<<<<
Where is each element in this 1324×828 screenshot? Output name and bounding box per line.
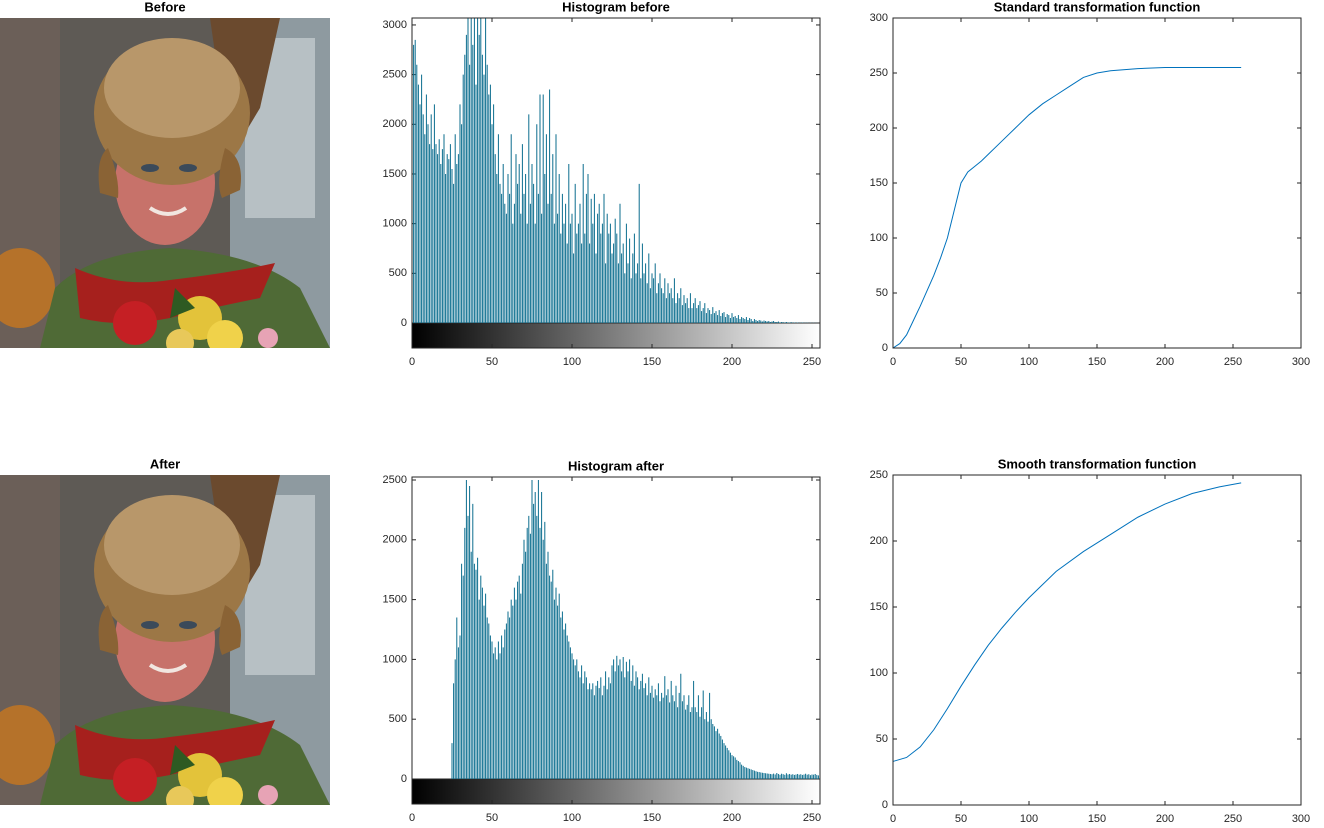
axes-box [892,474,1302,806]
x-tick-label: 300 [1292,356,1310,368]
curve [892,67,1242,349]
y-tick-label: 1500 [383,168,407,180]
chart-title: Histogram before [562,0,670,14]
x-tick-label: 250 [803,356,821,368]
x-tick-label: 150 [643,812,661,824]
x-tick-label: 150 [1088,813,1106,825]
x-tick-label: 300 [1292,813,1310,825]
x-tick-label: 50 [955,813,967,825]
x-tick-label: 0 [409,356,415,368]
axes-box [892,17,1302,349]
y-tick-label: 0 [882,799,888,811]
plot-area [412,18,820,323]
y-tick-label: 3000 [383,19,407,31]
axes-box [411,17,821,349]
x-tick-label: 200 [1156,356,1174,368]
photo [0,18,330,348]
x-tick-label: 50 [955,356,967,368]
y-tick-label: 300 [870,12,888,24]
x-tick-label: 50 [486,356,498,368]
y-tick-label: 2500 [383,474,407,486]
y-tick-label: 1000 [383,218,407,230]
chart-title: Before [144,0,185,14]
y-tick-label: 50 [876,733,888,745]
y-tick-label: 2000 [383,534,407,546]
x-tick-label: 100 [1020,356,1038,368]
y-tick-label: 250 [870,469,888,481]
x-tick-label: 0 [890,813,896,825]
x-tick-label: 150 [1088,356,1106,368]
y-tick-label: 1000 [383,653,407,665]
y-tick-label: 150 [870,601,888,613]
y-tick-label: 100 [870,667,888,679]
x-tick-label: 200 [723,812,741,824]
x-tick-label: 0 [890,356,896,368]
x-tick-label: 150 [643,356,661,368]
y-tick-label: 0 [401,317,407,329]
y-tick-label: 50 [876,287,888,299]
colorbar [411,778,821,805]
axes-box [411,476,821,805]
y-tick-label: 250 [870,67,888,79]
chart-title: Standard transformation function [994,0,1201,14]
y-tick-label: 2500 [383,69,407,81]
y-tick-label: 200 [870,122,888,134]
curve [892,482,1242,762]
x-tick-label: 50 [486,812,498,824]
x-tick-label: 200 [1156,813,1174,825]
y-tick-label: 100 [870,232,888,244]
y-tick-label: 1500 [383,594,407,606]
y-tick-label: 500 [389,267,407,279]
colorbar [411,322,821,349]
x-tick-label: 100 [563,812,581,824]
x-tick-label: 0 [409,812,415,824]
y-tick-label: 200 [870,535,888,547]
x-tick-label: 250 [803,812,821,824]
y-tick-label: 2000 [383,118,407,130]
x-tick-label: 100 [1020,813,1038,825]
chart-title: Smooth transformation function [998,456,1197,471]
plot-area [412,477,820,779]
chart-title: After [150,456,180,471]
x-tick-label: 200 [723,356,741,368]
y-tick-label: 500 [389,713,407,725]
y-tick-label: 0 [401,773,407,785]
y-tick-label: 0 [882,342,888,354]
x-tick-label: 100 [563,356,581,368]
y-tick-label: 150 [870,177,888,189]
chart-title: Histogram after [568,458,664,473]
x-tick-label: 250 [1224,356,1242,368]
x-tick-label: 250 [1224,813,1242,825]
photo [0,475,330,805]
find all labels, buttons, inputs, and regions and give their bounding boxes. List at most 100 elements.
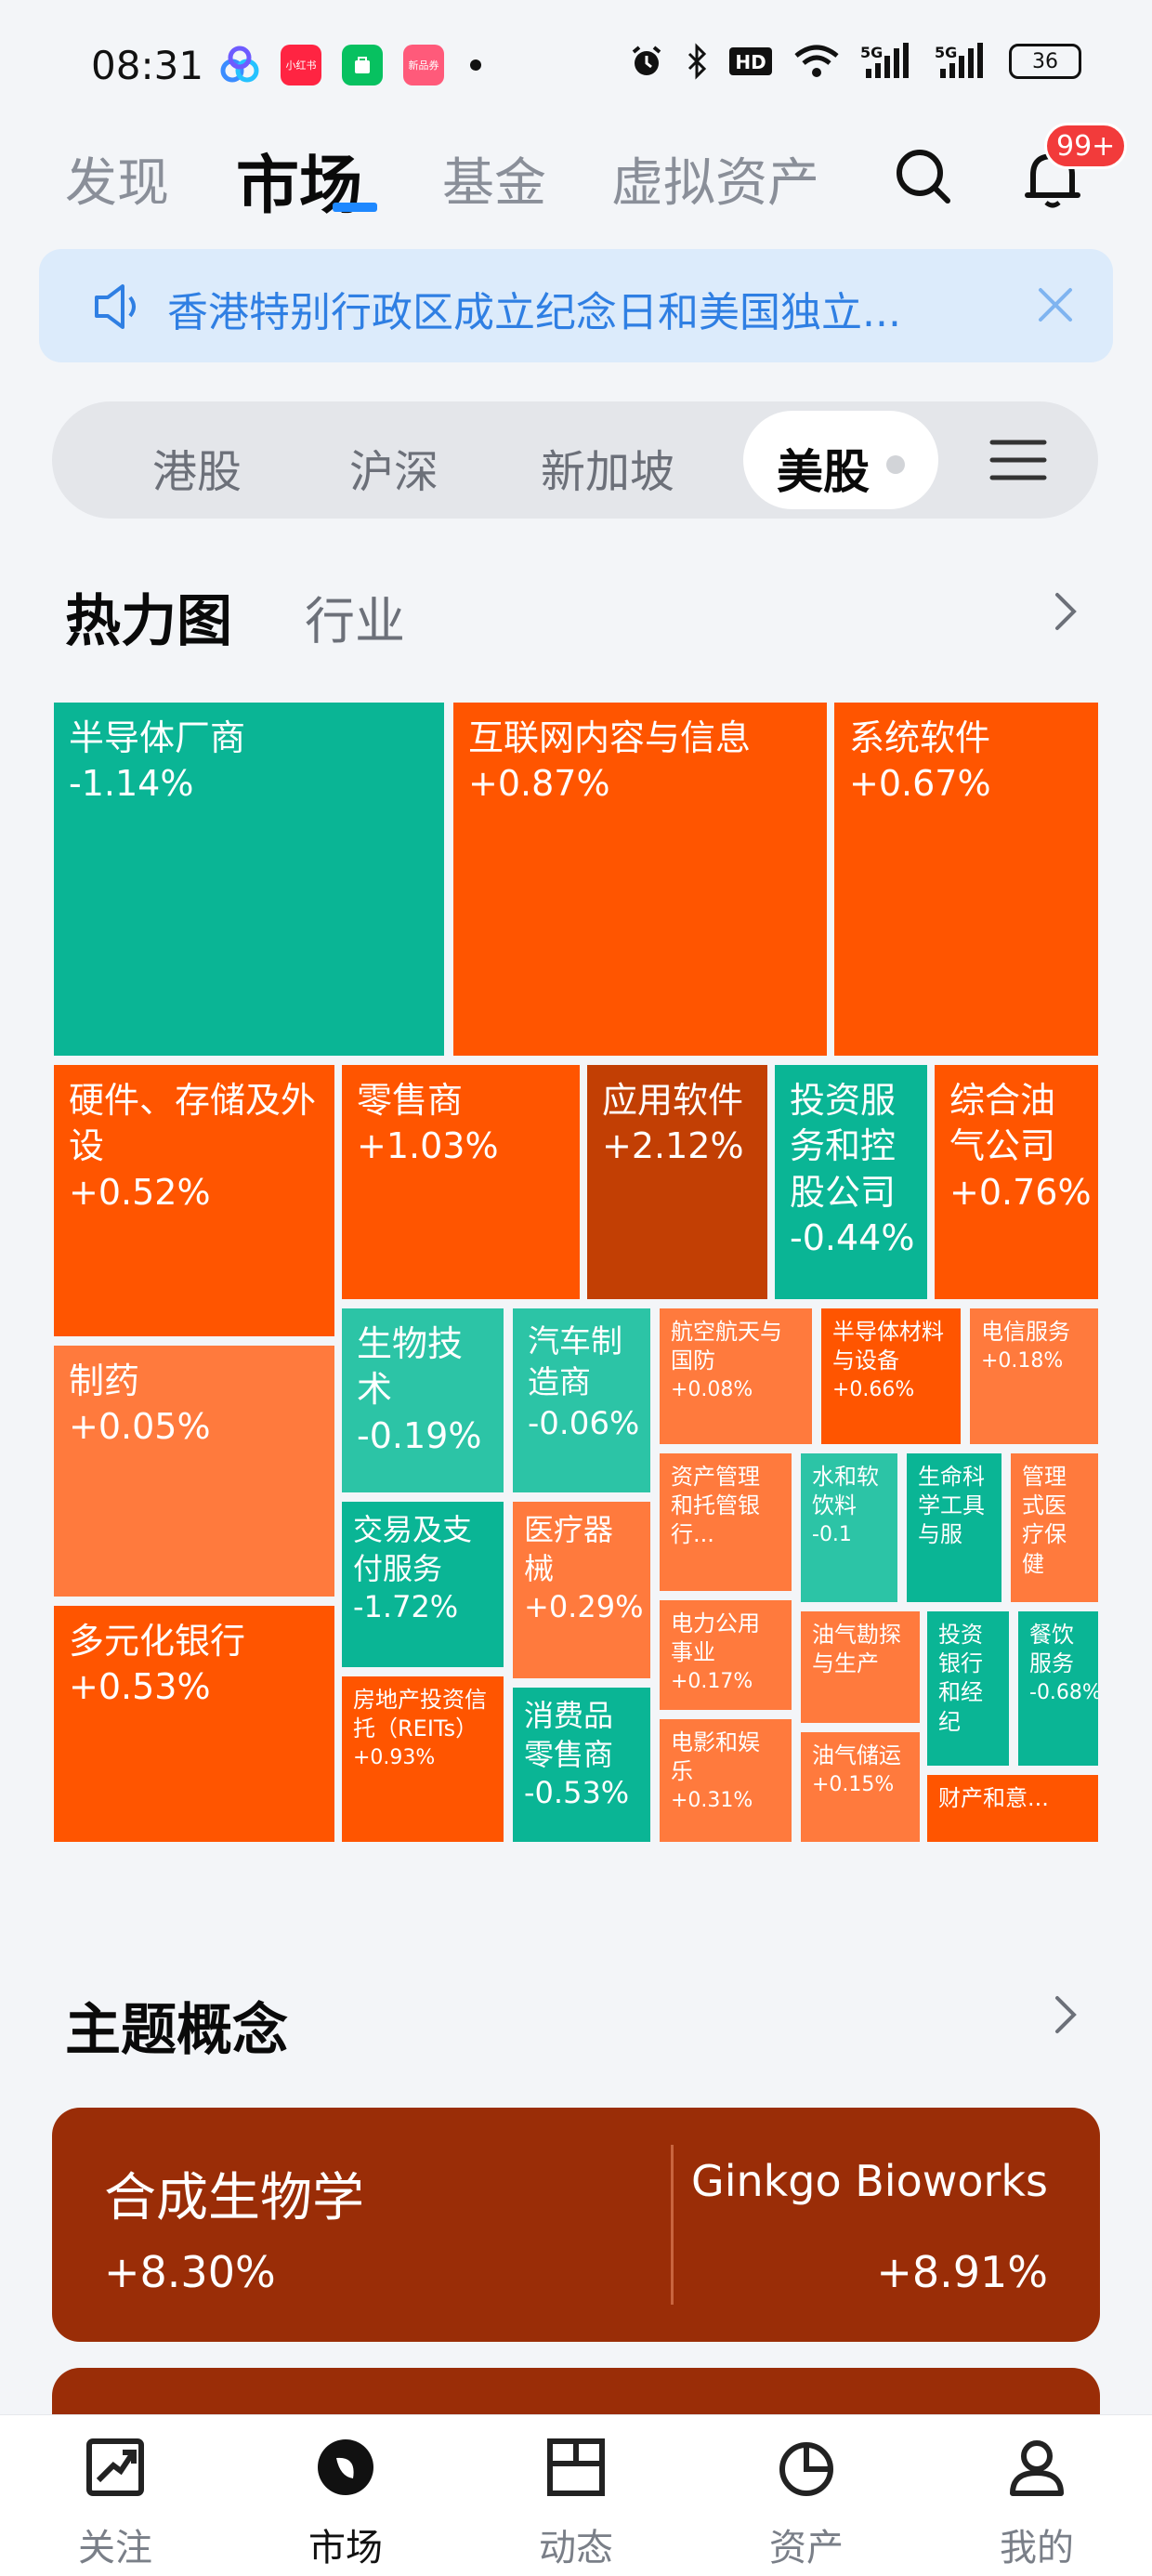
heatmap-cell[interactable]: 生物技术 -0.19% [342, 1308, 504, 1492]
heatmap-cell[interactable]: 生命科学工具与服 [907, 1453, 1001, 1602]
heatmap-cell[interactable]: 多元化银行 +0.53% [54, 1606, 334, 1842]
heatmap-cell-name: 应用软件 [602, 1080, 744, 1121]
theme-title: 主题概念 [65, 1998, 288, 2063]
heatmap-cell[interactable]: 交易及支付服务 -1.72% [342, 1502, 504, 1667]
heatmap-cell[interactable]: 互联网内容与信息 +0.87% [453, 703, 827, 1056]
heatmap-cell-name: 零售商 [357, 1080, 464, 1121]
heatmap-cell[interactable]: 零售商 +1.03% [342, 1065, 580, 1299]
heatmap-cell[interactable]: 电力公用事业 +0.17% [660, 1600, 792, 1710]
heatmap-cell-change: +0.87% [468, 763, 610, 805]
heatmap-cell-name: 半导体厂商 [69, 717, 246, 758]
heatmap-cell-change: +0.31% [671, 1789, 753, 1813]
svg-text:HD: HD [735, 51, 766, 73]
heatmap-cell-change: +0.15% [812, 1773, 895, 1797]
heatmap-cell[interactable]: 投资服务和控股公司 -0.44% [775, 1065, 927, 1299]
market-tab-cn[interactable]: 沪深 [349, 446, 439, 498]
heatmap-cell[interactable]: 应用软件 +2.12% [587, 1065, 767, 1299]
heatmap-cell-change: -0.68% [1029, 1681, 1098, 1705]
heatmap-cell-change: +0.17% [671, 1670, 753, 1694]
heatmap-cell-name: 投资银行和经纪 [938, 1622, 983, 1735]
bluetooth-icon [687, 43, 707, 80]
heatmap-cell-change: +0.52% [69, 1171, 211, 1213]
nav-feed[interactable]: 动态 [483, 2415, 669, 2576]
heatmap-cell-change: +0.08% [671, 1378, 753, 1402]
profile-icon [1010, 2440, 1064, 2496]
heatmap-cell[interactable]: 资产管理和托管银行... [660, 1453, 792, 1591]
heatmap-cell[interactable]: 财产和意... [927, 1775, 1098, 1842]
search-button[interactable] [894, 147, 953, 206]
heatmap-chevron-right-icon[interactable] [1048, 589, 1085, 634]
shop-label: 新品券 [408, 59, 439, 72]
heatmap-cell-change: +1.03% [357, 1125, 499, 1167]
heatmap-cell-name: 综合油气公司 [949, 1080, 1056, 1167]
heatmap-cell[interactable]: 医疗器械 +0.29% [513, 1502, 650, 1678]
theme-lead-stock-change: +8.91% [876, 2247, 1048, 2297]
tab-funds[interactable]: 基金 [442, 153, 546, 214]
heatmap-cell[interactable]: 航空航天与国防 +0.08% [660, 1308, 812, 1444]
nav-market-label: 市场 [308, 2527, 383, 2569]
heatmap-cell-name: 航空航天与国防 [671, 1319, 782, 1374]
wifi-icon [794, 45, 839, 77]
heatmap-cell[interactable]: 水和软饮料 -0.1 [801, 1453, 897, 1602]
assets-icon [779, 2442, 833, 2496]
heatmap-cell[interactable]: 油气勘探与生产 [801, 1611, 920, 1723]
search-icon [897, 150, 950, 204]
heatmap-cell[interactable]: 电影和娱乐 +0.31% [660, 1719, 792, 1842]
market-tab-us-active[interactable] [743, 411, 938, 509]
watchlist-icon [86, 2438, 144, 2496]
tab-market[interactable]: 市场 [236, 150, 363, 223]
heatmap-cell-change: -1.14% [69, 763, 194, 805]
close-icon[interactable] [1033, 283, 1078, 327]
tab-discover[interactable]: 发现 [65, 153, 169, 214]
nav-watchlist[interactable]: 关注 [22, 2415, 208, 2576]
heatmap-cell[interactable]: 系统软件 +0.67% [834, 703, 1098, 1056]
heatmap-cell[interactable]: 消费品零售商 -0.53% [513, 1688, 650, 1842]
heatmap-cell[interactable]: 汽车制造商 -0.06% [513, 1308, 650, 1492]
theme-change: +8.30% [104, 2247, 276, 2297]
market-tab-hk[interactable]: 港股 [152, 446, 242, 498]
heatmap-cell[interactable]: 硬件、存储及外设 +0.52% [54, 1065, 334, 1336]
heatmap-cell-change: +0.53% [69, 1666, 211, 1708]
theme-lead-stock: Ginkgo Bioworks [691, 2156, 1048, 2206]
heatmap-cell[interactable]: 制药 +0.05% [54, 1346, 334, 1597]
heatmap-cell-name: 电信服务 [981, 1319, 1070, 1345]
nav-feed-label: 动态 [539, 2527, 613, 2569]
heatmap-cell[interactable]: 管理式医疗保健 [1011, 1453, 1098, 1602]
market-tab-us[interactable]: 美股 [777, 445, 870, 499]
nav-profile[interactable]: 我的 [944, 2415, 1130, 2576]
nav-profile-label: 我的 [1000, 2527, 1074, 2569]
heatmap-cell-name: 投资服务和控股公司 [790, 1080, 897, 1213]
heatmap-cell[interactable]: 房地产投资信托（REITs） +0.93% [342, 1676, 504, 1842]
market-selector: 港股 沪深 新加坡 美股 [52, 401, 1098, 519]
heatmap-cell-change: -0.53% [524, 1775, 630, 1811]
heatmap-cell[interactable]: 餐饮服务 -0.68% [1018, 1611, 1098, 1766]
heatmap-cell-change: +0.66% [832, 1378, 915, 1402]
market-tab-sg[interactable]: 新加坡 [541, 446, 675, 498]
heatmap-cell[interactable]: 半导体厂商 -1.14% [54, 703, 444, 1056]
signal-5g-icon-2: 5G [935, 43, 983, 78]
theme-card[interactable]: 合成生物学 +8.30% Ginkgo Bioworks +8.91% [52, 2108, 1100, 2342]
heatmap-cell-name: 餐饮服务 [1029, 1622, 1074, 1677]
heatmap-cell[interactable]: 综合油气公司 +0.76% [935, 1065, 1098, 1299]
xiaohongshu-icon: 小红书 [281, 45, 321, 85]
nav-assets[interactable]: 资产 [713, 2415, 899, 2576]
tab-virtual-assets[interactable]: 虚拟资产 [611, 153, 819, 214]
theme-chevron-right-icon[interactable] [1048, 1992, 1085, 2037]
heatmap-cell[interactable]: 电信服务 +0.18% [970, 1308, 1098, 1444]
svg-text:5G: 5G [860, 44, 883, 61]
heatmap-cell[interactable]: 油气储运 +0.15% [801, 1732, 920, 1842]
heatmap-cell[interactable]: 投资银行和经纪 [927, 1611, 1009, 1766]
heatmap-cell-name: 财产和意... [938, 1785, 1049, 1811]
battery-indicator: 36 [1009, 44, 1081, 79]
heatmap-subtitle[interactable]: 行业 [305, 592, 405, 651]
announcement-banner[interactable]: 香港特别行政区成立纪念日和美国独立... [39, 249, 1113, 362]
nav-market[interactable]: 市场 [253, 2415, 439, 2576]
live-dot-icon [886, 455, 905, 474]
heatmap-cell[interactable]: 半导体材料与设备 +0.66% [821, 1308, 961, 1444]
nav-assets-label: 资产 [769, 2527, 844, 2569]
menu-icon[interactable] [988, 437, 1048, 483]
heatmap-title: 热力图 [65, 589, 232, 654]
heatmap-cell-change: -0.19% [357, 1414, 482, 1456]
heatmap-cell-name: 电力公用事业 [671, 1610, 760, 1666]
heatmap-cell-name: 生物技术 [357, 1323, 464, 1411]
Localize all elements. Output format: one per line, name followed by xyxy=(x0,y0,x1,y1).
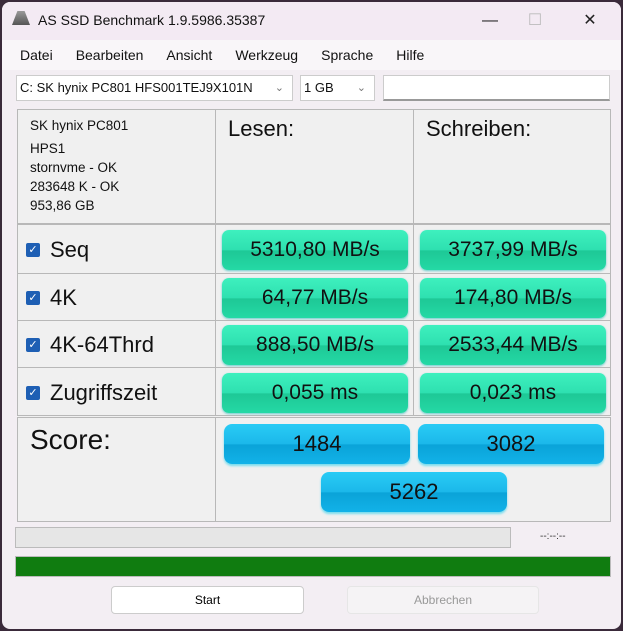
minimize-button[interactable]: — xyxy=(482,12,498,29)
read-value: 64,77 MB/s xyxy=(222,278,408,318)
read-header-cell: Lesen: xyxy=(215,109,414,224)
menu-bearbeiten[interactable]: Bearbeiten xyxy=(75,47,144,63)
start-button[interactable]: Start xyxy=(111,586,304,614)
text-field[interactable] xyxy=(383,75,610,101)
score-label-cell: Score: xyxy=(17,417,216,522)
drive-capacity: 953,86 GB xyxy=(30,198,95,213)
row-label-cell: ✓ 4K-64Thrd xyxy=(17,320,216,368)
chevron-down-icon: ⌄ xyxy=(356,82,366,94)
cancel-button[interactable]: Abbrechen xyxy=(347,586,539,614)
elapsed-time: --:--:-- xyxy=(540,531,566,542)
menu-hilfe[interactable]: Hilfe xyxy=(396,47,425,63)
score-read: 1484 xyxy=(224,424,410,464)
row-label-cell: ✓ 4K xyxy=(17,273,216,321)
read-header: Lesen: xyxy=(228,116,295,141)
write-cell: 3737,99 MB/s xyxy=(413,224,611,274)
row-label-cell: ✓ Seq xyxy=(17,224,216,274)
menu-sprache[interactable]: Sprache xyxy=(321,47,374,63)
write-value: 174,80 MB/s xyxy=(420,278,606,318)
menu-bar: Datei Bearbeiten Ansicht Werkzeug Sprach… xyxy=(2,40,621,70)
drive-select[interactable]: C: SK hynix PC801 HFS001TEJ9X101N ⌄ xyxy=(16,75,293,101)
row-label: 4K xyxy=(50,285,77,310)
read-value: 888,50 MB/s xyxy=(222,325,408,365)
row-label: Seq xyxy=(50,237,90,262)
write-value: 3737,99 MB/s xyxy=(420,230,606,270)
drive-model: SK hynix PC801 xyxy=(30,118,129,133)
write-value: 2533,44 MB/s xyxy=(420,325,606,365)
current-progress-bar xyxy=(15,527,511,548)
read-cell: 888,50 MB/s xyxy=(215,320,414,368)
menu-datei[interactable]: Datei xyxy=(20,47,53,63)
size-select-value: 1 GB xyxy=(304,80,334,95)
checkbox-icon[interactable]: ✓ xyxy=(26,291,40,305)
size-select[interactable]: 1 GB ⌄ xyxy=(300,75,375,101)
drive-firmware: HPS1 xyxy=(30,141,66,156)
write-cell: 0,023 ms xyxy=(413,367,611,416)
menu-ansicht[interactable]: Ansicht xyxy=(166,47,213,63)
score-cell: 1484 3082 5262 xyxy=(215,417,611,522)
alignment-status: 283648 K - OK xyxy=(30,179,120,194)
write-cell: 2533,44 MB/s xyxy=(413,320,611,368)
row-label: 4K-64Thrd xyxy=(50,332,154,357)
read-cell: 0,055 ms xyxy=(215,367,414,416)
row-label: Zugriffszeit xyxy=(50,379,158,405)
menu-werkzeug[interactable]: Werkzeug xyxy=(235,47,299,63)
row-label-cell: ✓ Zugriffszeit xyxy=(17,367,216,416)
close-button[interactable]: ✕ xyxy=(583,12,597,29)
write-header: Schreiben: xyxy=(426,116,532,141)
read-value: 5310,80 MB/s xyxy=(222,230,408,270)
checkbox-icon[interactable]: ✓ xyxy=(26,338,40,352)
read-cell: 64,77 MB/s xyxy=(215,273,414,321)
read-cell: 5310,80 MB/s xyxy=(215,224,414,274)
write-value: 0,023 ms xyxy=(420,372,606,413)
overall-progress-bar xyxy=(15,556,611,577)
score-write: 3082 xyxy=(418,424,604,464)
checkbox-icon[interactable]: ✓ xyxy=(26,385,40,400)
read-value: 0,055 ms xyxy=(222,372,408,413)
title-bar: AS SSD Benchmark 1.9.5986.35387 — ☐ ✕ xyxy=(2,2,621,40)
>>>>
Description of the task: Write out the items starting at the line containing "heatmap-cell[interactable]: 生物技术 -0.19%" and ending at the line containing "heatmap-cell[interactable]: 互联网内容与信息 +0.87%", keeping each one identical.

Solution to this task:
heatmap-cell[interactable]: 生物技术 -0.19% [342, 1308, 504, 1492]
heatmap-cell[interactable]: 生命科学工具与服 [907, 1453, 1001, 1602]
heatmap-cell[interactable]: 多元化银行 +0.53% [54, 1606, 334, 1842]
heatmap-cell-name: 应用软件 [602, 1080, 744, 1121]
theme-title: 主题概念 [65, 1998, 288, 2063]
heatmap-cell[interactable]: 交易及支付服务 -1.72% [342, 1502, 504, 1667]
heatmap-cell[interactable]: 互联网内容与信息 +0.87% [453, 703, 827, 1056]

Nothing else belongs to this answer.